• DATA SHOWN:
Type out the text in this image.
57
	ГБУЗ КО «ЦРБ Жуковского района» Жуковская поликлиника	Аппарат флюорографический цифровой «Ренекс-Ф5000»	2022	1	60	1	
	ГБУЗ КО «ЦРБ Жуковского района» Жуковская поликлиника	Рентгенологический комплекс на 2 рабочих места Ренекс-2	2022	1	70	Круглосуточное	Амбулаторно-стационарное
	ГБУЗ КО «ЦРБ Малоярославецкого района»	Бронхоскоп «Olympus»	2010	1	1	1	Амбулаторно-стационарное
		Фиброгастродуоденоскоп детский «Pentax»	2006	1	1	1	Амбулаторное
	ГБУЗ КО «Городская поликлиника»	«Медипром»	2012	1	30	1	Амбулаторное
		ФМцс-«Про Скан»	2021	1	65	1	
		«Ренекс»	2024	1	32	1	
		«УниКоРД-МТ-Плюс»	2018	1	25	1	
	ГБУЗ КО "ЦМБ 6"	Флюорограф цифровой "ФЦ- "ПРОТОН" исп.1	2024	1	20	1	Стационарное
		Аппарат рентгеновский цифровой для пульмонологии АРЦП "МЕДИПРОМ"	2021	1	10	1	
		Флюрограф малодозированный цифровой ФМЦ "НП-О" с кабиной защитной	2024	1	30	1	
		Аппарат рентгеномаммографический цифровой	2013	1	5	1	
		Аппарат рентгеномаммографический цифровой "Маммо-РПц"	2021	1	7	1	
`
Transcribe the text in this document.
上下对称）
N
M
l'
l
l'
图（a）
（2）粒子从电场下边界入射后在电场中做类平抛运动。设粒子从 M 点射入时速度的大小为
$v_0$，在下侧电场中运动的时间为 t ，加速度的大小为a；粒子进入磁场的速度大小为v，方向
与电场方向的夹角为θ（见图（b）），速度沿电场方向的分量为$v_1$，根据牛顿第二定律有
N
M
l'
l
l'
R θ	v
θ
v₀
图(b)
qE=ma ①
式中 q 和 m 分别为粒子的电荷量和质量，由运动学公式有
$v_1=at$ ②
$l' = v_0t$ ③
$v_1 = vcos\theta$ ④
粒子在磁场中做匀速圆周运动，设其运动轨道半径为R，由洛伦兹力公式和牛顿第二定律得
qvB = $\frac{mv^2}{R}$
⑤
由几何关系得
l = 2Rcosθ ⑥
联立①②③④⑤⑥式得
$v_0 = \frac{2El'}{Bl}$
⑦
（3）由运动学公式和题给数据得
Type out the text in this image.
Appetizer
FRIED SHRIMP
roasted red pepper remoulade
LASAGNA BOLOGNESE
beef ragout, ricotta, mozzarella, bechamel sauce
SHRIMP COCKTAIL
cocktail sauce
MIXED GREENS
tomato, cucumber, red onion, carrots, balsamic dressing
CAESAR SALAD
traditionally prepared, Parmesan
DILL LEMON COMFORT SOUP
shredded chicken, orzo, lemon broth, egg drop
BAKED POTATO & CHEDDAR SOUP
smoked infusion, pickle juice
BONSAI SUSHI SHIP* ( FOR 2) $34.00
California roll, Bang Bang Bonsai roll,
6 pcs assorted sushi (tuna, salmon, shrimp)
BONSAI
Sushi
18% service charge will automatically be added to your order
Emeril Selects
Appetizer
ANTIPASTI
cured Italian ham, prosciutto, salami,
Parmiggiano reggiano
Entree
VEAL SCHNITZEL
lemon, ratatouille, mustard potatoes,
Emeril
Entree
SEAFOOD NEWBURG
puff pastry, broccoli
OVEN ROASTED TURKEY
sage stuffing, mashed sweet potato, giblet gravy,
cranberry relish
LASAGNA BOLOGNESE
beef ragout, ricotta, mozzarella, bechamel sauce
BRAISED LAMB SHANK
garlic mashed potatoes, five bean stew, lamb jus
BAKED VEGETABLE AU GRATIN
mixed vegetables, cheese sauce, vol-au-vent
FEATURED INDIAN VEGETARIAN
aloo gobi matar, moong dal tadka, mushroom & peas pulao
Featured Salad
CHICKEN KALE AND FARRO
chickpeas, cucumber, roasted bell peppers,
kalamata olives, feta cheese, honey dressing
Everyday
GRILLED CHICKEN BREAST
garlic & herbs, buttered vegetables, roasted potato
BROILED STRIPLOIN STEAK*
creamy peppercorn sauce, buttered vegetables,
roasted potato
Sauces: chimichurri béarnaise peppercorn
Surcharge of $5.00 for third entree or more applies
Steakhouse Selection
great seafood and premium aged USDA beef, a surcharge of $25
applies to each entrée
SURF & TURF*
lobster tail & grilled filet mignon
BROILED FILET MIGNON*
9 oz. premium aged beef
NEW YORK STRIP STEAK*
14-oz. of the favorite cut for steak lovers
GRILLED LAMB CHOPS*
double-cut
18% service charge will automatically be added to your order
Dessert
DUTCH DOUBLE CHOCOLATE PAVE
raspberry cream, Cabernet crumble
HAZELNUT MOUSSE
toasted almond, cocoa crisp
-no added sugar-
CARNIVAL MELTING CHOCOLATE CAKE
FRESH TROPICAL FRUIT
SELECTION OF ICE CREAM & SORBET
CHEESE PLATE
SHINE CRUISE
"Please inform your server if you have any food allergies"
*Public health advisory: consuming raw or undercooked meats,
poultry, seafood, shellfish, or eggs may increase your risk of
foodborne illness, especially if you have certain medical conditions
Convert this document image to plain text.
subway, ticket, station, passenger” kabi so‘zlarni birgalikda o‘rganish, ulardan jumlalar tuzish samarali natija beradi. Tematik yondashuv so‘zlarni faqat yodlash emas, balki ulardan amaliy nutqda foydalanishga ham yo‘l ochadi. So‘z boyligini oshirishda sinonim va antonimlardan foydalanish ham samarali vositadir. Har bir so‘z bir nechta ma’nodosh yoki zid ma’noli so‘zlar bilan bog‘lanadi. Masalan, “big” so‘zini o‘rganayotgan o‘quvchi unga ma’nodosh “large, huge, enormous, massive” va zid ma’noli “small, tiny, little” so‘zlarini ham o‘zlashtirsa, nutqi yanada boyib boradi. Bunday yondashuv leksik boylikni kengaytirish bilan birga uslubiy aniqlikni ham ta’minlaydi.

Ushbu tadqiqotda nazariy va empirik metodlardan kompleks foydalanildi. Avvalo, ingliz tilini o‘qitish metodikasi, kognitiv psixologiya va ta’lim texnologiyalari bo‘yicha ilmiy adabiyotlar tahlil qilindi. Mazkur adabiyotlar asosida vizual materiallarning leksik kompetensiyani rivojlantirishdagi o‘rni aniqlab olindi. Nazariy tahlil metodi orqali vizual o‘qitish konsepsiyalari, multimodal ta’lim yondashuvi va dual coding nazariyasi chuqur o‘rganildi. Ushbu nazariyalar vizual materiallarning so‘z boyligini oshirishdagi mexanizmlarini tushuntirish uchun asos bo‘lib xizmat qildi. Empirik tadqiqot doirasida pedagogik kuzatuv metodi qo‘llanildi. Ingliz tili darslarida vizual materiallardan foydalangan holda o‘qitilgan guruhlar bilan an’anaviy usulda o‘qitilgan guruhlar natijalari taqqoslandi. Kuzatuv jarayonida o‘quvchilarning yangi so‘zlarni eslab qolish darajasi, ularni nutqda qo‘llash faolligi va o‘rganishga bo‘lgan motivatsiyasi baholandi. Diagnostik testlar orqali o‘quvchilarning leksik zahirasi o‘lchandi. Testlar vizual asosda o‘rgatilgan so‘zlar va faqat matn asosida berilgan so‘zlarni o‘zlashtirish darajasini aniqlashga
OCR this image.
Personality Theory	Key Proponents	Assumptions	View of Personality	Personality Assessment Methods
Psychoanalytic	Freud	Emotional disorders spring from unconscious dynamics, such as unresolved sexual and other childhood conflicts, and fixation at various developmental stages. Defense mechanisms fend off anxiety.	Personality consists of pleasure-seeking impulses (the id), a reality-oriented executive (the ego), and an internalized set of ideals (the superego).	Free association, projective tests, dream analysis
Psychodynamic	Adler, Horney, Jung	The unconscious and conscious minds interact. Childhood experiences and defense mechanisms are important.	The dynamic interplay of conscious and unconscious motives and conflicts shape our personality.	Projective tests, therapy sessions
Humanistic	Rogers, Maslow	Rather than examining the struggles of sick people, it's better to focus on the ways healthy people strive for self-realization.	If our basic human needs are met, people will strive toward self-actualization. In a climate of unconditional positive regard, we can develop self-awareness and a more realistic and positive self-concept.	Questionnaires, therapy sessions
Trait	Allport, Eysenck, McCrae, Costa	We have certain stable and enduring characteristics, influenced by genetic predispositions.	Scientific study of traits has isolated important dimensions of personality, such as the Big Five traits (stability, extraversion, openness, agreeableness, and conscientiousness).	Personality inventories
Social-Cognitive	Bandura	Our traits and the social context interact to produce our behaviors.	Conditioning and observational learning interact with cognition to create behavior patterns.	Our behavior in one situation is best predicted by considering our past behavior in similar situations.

• GOAL:
Look for the word "traits" and return every line where it occurs.

• ANSWER TO THE EXERCISE:
Trait	Allport, Eysenck, McCrae, Costa	We have certain stable and enduring characteristics, influenced by genetic predispositions.	Scientific study of traits has isolated important dimensions of personality, such as the Big Five traits (stability, extraversion, openness, agreeableness, and conscientiousness).	Personality inventories
Social-Cognitive	Bandura	Our traits and the social context interact to produce our behaviors.	Conditioning and observational learning interact with cognition to create behavior patterns.	Our behavior in one situation is best predicted by considering our past behavior in similar situations.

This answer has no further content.